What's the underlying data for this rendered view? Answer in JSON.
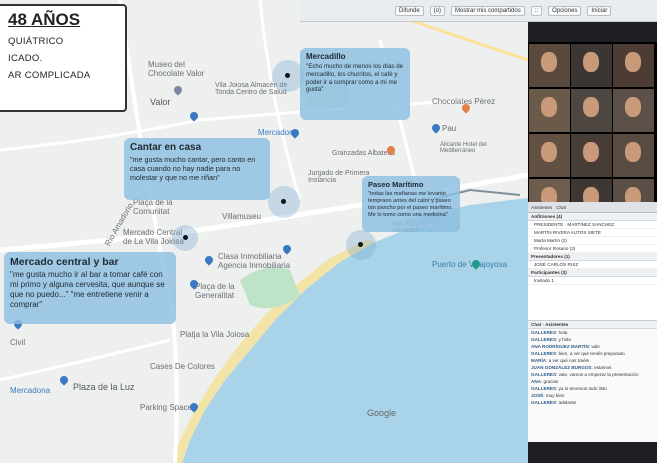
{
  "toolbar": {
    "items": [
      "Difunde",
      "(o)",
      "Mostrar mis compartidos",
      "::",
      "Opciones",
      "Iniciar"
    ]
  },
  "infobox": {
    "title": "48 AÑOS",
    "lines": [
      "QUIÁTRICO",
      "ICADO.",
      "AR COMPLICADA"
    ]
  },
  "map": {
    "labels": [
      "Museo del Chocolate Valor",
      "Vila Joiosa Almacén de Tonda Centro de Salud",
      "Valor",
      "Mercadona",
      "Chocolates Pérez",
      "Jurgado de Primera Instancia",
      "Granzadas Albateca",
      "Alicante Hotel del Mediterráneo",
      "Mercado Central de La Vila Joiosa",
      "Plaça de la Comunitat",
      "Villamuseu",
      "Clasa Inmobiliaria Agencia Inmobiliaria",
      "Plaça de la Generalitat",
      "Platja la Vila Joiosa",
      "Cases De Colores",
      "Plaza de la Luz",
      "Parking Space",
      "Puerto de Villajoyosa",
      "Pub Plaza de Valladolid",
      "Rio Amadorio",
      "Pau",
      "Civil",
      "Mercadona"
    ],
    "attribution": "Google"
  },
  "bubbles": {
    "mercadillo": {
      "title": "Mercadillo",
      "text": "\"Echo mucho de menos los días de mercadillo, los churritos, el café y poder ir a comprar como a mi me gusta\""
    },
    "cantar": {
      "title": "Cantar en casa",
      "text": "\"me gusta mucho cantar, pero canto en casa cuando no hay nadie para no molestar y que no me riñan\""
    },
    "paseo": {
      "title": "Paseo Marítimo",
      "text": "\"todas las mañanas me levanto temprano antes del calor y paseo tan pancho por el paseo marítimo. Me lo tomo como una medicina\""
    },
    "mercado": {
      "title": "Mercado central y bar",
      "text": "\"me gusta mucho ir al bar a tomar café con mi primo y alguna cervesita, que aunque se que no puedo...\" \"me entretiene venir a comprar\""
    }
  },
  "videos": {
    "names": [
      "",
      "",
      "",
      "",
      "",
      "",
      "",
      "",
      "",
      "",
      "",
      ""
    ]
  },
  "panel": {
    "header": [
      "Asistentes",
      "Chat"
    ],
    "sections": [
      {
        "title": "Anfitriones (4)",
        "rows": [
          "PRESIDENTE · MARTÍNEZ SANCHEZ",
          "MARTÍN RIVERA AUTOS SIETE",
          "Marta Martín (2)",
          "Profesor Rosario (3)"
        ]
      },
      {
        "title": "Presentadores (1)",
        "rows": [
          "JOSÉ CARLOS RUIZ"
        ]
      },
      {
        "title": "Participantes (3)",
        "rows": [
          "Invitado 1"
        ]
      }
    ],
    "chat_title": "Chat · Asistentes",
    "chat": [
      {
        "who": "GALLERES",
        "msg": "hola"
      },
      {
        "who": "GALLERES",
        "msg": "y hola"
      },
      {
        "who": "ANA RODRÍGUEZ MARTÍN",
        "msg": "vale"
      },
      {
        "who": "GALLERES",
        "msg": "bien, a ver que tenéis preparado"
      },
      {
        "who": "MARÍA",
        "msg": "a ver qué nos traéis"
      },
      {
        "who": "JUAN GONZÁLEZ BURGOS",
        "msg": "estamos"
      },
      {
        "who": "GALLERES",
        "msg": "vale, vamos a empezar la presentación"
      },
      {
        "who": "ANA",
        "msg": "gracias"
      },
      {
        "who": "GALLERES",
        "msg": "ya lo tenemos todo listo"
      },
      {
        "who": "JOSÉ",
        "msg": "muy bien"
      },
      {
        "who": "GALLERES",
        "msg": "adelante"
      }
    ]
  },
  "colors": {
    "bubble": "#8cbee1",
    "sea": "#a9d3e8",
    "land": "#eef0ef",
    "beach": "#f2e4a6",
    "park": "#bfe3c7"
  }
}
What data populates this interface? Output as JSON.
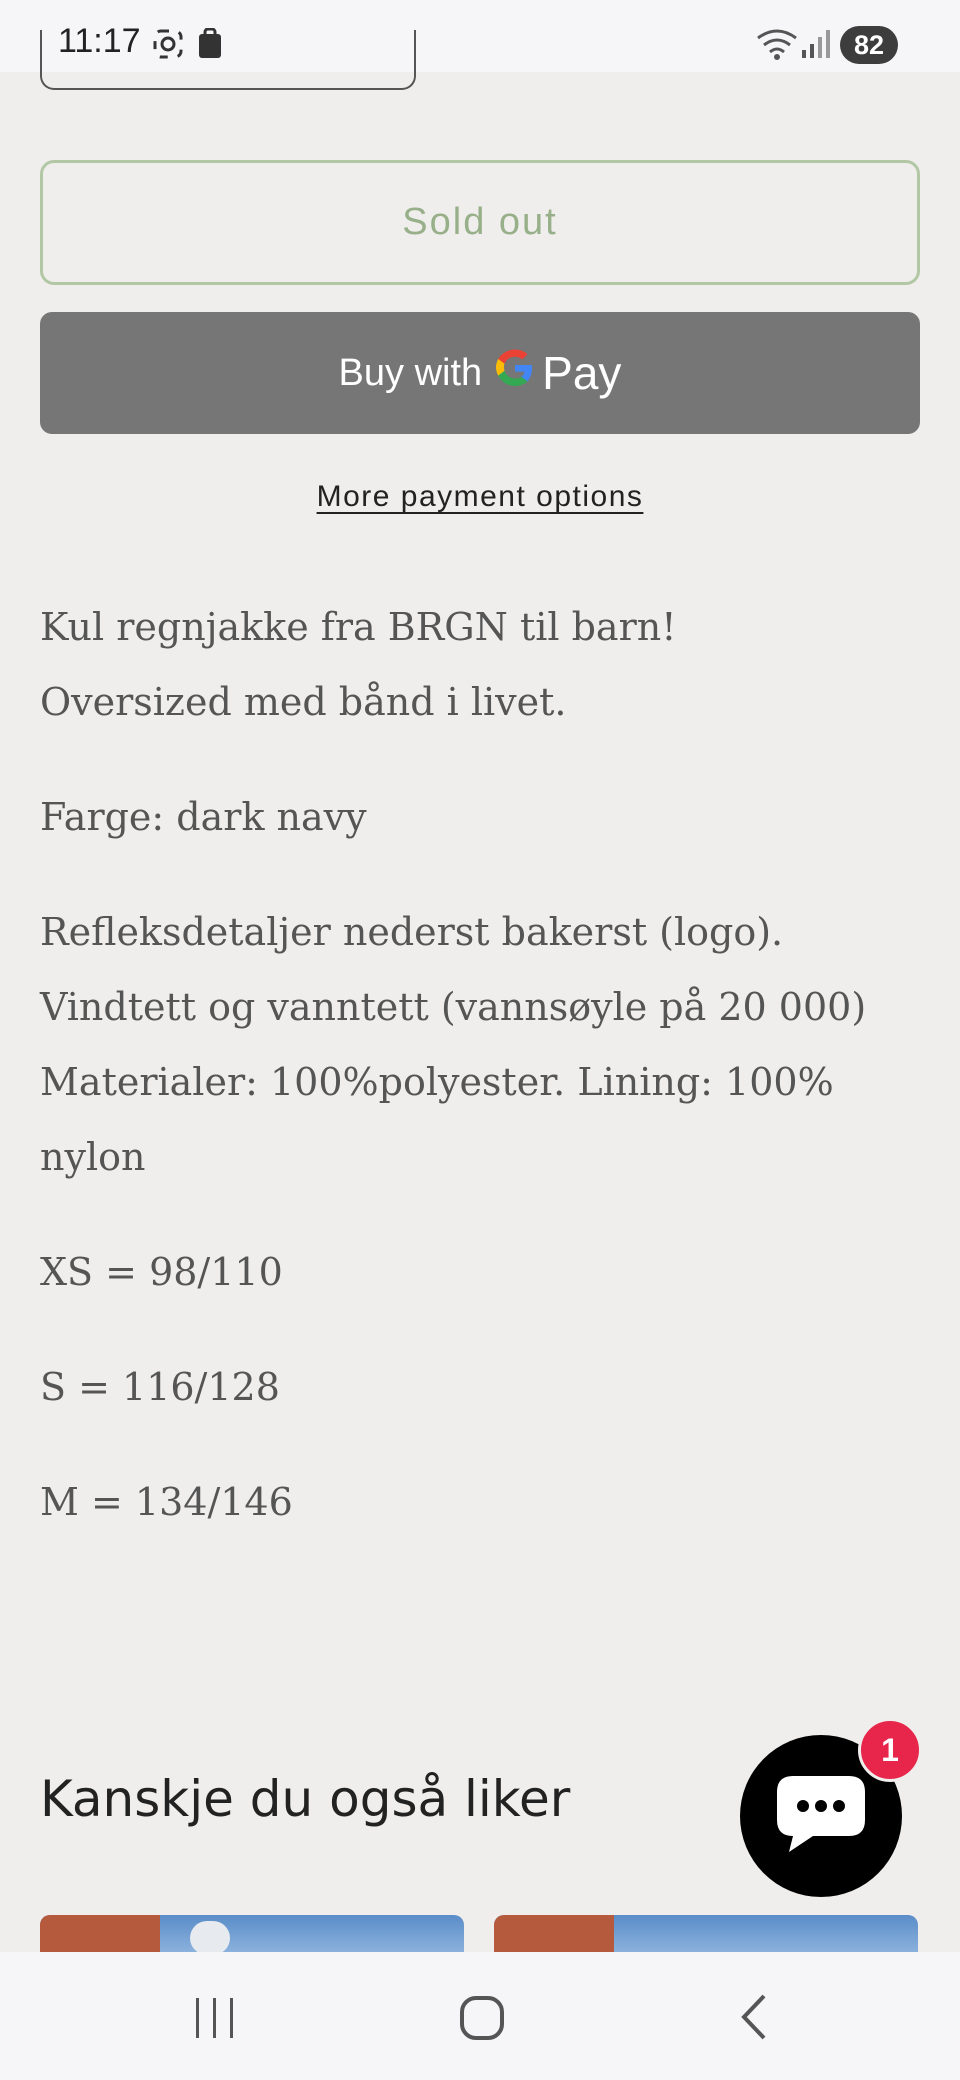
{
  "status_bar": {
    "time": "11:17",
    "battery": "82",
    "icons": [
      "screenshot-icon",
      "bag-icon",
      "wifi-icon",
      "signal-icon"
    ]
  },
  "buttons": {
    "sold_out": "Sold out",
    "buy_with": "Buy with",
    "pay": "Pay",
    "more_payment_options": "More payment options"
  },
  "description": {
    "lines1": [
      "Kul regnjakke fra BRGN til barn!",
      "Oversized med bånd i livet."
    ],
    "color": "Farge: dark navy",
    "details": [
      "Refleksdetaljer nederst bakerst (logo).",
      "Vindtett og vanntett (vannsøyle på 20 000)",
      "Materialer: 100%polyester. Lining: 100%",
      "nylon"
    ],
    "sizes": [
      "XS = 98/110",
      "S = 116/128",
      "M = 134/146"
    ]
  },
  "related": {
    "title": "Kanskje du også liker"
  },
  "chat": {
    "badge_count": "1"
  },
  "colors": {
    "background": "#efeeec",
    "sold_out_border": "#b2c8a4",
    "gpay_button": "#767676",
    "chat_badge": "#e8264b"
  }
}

### [Set problem]
Count how many lines contain "data" and give only that count.

### [Right answer]
2